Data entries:
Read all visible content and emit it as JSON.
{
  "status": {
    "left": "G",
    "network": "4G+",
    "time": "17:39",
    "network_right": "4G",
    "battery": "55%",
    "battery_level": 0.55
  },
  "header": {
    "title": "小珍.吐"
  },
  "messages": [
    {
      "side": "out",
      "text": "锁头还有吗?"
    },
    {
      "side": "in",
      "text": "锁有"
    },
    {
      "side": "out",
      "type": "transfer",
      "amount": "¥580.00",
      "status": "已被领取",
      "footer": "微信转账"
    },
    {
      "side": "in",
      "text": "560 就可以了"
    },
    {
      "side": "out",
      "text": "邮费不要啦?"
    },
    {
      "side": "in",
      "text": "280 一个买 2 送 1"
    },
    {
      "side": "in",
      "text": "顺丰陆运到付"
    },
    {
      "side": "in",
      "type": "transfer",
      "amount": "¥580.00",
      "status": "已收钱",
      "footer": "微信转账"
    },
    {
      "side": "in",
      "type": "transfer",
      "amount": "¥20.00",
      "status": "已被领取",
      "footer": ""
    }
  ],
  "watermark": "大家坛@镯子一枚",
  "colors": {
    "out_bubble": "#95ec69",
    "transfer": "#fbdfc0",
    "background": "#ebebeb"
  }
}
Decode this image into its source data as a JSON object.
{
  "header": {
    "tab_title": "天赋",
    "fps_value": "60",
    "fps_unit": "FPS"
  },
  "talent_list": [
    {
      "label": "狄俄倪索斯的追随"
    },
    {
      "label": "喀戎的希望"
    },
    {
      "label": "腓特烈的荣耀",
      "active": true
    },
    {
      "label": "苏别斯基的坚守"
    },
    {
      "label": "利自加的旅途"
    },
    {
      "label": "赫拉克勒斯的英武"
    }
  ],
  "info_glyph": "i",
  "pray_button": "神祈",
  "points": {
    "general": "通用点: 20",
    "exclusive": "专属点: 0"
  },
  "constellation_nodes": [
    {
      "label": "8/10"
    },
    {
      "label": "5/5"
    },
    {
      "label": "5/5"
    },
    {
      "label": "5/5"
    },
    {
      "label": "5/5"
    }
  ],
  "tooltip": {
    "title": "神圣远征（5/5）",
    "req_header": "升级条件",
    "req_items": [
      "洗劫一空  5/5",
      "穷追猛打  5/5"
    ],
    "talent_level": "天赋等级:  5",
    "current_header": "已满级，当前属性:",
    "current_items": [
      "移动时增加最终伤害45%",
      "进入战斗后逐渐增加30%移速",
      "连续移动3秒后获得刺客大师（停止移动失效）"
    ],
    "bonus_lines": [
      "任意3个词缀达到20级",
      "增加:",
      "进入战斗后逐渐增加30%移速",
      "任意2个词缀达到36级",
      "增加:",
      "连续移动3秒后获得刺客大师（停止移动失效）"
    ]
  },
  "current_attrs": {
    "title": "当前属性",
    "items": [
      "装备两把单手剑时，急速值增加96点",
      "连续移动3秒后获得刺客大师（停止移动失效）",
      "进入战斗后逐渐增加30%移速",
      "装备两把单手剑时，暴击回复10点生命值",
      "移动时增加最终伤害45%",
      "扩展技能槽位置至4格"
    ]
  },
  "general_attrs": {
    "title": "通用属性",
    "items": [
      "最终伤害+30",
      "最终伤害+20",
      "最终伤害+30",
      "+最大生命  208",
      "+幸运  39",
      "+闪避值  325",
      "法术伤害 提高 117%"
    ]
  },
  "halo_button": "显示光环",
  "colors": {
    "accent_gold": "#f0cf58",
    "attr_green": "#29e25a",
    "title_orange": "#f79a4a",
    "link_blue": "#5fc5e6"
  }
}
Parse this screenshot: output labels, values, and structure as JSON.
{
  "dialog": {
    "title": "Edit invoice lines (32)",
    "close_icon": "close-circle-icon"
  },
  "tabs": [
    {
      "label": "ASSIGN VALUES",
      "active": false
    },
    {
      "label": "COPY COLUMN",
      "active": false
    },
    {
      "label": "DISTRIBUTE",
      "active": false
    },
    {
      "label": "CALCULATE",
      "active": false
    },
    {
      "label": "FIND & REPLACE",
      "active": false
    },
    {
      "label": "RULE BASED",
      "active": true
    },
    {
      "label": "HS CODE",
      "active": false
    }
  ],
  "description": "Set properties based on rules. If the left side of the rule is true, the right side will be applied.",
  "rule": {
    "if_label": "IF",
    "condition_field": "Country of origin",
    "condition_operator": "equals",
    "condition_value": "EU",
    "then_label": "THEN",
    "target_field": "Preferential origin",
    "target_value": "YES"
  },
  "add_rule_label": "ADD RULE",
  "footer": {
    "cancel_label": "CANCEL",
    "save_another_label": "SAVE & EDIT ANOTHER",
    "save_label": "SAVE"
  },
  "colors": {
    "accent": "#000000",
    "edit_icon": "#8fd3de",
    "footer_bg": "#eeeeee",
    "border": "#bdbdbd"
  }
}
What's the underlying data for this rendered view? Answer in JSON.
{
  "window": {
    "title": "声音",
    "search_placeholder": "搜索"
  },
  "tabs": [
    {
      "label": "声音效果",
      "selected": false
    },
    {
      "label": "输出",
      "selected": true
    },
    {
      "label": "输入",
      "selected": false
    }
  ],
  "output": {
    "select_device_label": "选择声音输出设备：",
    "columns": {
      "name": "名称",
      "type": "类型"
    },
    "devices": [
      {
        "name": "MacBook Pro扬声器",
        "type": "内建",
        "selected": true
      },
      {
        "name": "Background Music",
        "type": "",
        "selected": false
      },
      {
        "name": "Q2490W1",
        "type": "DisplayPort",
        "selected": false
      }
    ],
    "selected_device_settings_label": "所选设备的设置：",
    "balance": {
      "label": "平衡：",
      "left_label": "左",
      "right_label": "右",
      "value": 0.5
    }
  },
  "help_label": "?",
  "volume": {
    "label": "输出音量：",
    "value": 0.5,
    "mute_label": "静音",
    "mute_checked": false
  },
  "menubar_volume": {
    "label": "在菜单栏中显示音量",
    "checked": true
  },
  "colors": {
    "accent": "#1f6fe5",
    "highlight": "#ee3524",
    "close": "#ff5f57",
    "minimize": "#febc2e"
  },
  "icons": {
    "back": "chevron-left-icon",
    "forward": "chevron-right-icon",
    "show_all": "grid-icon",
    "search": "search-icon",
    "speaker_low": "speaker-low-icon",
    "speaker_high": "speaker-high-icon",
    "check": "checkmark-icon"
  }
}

Given instruction:
Reproduce the full listing exactly.

Problem solution:
Read all visible content and emit it as JSON.
{
  "status": {
    "left": "G",
    "network": "4G+",
    "time": "17:39",
    "network_right": "4G",
    "battery": "55%",
    "battery_level": 0.55
  },
  "header": {
    "title": "小珍.吐"
  },
  "messages": [
    {
      "side": "out",
      "text": "锁头还有吗?"
    },
    {
      "side": "in",
      "text": "锁有"
    },
    {
      "side": "out",
      "type": "transfer",
      "amount": "¥580.00",
      "status": "已被领取",
      "footer": "微信转账"
    },
    {
      "side": "in",
      "text": "560 就可以了"
    },
    {
      "side": "out",
      "text": "邮费不要啦?"
    },
    {
      "side": "in",
      "text": "280 一个买 2 送 1"
    },
    {
      "side": "in",
      "text": "顺丰陆运到付"
    },
    {
      "side": "in",
      "type": "transfer",
      "amount": "¥580.00",
      "status": "已收钱",
      "footer": "微信转账"
    },
    {
      "side": "in",
      "type": "transfer",
      "amount": "¥20.00",
      "status": "已被领取",
      "footer": ""
    }
  ],
  "watermark": "大家坛@镯子一枚",
  "colors": {
    "out_bubble": "#95ec69",
    "transfer": "#fbdfc0",
    "background": "#ebebeb"
  }
}
Decode this image into its source data as a JSON object.
{
  "header": {
    "tab_title": "天赋",
    "fps_value": "60",
    "fps_unit": "FPS"
  },
  "talent_list": [
    {
      "label": "狄俄倪索斯的追随"
    },
    {
      "label": "喀戎的希望"
    },
    {
      "label": "腓特烈的荣耀",
      "active": true
    },
    {
      "label": "苏别斯基的坚守"
    },
    {
      "label": "利自加的旅途"
    },
    {
      "label": "赫拉克勒斯的英武"
    }
  ],
  "info_glyph": "i",
  "pray_button": "神祈",
  "points": {
    "general": "通用点: 20",
    "exclusive": "专属点: 0"
  },
  "constellation_nodes": [
    {
      "label": "8/10"
    },
    {
      "label": "5/5"
    },
    {
      "label": "5/5"
    },
    {
      "label": "5/5"
    },
    {
      "label": "5/5"
    }
  ],
  "tooltip": {
    "title": "神圣远征（5/5）",
    "req_header": "升级条件",
    "req_items": [
      "洗劫一空  5/5",
      "穷追猛打  5/5"
    ],
    "talent_level": "天赋等级:  5",
    "current_header": "已满级，当前属性:",
    "current_items": [
      "移动时增加最终伤害45%",
      "进入战斗后逐渐增加30%移速",
      "连续移动3秒后获得刺客大师（停止移动失效）"
    ],
    "bonus_lines": [
      "任意3个词缀达到20级",
      "增加:",
      "进入战斗后逐渐增加30%移速",
      "任意2个词缀达到36级",
      "增加:",
      "连续移动3秒后获得刺客大师（停止移动失效）"
    ]
  },
  "current_attrs": {
    "title": "当前属性",
    "items": [
      "装备两把单手剑时，急速值增加96点",
      "连续移动3秒后获得刺客大师（停止移动失效）",
      "进入战斗后逐渐增加30%移速",
      "装备两把单手剑时，暴击回复10点生命值",
      "移动时增加最终伤害45%",
      "扩展技能槽位置至4格"
    ]
  },
  "general_attrs": {
    "title": "通用属性",
    "items": [
      "最终伤害+30",
      "最终伤害+20",
      "最终伤害+30",
      "+最大生命  208",
      "+幸运  39",
      "+闪避值  325",
      "法术伤害 提高 117%"
    ]
  },
  "halo_button": "显示光环",
  "colors": {
    "accent_gold": "#f0cf58",
    "attr_green": "#29e25a",
    "title_orange": "#f79a4a",
    "link_blue": "#5fc5e6"
  }
}
Parse this screenshot: output labels, values, and structure as JSON.
{
  "dialog": {
    "title": "Edit invoice lines (32)",
    "close_icon": "close-circle-icon"
  },
  "tabs": [
    {
      "label": "ASSIGN VALUES",
      "active": false
    },
    {
      "label": "COPY COLUMN",
      "active": false
    },
    {
      "label": "DISTRIBUTE",
      "active": false
    },
    {
      "label": "CALCULATE",
      "active": false
    },
    {
      "label": "FIND & REPLACE",
      "active": false
    },
    {
      "label": "RULE BASED",
      "active": true
    },
    {
      "label": "HS CODE",
      "active": false
    }
  ],
  "description": "Set properties based on rules. If the left side of the rule is true, the right side will be applied.",
  "rule": {
    "if_label": "IF",
    "condition_field": "Country of origin",
    "condition_operator": "equals",
    "condition_value": "EU",
    "then_label": "THEN",
    "target_field": "Preferential origin",
    "target_value": "YES"
  },
  "add_rule_label": "ADD RULE",
  "footer": {
    "cancel_label": "CANCEL",
    "save_another_label": "SAVE & EDIT ANOTHER",
    "save_label": "SAVE"
  },
  "colors": {
    "accent": "#000000",
    "edit_icon": "#8fd3de",
    "footer_bg": "#eeeeee",
    "border": "#bdbdbd"
  }
}
What's the underlying data for this rendered view? Answer in JSON.
{
  "window": {
    "title": "声音",
    "search_placeholder": "搜索"
  },
  "tabs": [
    {
      "label": "声音效果",
      "selected": false
    },
    {
      "label": "输出",
      "selected": true
    },
    {
      "label": "输入",
      "selected": false
    }
  ],
  "output": {
    "select_device_label": "选择声音输出设备：",
    "columns": {
      "name": "名称",
      "type": "类型"
    },
    "devices": [
      {
        "name": "MacBook Pro扬声器",
        "type": "内建",
        "selected": true
      },
      {
        "name": "Background Music",
        "type": "",
        "selected": false
      },
      {
        "name": "Q2490W1",
        "type": "DisplayPort",
        "selected": false
      }
    ],
    "selected_device_settings_label": "所选设备的设置：",
    "balance": {
      "label": "平衡：",
      "left_label": "左",
      "right_label": "右",
      "value": 0.5
    }
  },
  "help_label": "?",
  "volume": {
    "label": "输出音量：",
    "value": 0.5,
    "mute_label": "静音",
    "mute_checked": false
  },
  "menubar_volume": {
    "label": "在菜单栏中显示音量",
    "checked": true
  },
  "colors": {
    "accent": "#1f6fe5",
    "highlight": "#ee3524",
    "close": "#ff5f57",
    "minimize": "#febc2e"
  },
  "icons": {
    "back": "chevron-left-icon",
    "forward": "chevron-right-icon",
    "show_all": "grid-icon",
    "search": "search-icon",
    "speaker_low": "speaker-low-icon",
    "speaker_high": "speaker-high-icon",
    "check": "checkmark-icon"
  }
}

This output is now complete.